WHAT TO WORK ON –
Using the material below, copy every line where "Retention" appears.
### RECORDS SHOWN ###
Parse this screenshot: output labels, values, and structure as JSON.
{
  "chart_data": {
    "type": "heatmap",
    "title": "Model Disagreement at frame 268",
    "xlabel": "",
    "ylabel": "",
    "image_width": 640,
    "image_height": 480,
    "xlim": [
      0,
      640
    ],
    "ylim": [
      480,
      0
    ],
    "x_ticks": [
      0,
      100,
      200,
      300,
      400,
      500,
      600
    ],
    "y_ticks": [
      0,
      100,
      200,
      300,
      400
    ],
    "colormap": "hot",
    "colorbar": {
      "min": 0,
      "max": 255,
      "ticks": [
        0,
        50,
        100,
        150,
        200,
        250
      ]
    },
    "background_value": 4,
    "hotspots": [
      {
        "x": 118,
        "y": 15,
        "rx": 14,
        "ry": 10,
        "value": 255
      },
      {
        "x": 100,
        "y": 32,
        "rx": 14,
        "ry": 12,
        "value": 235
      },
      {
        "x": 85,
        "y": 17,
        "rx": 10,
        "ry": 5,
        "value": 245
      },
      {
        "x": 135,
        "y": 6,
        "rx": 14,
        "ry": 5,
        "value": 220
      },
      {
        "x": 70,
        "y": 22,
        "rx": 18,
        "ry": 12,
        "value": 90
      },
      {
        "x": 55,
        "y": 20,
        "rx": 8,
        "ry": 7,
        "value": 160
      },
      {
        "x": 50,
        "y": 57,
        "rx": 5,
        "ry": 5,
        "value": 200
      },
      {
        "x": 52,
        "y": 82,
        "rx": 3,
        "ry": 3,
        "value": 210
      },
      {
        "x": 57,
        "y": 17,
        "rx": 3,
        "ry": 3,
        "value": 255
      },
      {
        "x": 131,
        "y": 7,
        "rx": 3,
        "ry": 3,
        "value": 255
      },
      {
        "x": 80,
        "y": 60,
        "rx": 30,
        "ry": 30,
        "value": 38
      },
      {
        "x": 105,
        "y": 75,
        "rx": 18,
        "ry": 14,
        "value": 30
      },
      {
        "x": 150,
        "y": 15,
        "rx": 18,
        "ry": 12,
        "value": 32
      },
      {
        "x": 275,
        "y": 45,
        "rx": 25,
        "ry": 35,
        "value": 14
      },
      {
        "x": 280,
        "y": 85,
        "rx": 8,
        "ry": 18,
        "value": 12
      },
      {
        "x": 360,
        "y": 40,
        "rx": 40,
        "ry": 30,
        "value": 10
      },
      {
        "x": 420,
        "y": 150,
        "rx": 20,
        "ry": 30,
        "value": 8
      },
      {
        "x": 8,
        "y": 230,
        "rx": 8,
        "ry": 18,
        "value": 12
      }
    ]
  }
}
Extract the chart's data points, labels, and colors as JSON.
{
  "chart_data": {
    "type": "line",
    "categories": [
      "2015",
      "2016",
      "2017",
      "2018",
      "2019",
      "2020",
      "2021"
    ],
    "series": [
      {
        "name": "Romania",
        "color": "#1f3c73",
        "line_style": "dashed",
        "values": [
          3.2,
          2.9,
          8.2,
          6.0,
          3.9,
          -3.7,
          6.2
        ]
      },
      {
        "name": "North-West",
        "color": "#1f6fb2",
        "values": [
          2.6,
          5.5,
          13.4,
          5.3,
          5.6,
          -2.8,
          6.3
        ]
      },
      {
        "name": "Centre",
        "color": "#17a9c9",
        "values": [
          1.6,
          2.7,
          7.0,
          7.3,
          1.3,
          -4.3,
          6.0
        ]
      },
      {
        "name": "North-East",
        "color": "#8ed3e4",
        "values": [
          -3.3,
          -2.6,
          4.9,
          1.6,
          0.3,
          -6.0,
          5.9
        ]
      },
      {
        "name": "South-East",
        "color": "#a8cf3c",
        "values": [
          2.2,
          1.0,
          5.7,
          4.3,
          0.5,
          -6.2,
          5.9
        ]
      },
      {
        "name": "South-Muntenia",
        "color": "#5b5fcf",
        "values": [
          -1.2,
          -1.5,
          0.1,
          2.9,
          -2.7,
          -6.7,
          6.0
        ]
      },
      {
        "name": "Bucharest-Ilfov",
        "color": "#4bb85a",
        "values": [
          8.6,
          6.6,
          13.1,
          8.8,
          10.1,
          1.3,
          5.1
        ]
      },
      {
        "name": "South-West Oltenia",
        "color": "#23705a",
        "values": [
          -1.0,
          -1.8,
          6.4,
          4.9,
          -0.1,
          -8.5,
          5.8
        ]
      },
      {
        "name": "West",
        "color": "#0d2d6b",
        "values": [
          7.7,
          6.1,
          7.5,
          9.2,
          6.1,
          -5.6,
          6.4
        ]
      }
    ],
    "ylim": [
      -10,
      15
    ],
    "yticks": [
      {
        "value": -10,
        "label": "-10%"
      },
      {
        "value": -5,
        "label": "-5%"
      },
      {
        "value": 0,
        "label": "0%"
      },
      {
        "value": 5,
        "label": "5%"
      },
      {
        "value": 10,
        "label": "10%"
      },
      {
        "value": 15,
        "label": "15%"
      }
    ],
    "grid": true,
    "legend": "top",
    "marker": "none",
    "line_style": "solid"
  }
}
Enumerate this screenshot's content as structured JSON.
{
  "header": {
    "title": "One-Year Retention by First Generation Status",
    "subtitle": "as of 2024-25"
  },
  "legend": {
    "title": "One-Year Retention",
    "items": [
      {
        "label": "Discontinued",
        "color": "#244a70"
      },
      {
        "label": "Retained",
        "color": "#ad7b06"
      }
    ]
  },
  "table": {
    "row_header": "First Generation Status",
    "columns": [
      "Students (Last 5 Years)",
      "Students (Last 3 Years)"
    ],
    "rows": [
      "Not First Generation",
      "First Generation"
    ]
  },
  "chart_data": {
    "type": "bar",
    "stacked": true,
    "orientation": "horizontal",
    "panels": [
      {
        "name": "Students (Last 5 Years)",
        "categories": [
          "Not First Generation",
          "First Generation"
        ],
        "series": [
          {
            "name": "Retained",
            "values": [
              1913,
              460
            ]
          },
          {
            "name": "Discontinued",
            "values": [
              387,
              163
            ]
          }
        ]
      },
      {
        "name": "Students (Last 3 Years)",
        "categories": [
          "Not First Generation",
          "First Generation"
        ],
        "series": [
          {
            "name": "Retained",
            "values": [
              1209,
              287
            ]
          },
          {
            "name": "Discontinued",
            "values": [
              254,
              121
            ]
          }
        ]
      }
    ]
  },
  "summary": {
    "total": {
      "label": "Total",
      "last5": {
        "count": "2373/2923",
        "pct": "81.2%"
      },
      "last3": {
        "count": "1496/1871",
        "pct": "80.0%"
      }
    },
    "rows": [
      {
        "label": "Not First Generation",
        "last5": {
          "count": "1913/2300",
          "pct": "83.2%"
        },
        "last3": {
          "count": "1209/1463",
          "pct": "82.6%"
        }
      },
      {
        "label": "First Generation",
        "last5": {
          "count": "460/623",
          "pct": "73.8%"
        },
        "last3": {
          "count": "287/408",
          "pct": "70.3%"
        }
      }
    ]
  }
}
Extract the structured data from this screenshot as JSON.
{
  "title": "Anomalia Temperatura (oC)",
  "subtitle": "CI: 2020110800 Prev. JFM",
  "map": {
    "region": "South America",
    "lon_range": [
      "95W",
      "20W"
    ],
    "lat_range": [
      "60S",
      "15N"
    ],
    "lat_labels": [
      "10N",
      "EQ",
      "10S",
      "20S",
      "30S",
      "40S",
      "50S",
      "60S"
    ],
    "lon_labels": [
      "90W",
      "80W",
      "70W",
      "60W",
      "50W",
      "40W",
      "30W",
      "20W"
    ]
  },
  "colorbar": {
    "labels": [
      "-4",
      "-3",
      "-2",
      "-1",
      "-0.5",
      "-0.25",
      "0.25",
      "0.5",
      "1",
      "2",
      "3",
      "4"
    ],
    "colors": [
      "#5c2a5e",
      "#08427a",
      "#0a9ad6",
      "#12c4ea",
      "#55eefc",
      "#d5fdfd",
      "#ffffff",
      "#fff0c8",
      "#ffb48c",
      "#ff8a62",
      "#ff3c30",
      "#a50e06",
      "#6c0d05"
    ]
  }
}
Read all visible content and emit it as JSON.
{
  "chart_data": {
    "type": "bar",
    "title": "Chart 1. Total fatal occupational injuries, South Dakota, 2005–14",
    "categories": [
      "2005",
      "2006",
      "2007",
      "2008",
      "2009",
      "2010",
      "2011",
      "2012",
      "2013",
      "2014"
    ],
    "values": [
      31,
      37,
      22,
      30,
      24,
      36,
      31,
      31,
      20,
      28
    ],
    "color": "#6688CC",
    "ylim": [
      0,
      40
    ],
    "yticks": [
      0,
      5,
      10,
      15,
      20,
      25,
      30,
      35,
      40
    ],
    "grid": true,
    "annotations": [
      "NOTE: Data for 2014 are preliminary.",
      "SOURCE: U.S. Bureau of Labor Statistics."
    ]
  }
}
###
RESPONSE FOR THIS EXERCISE –
    "title": "One-Year Retention by First Generation Status",
    "title": "One-Year Retention",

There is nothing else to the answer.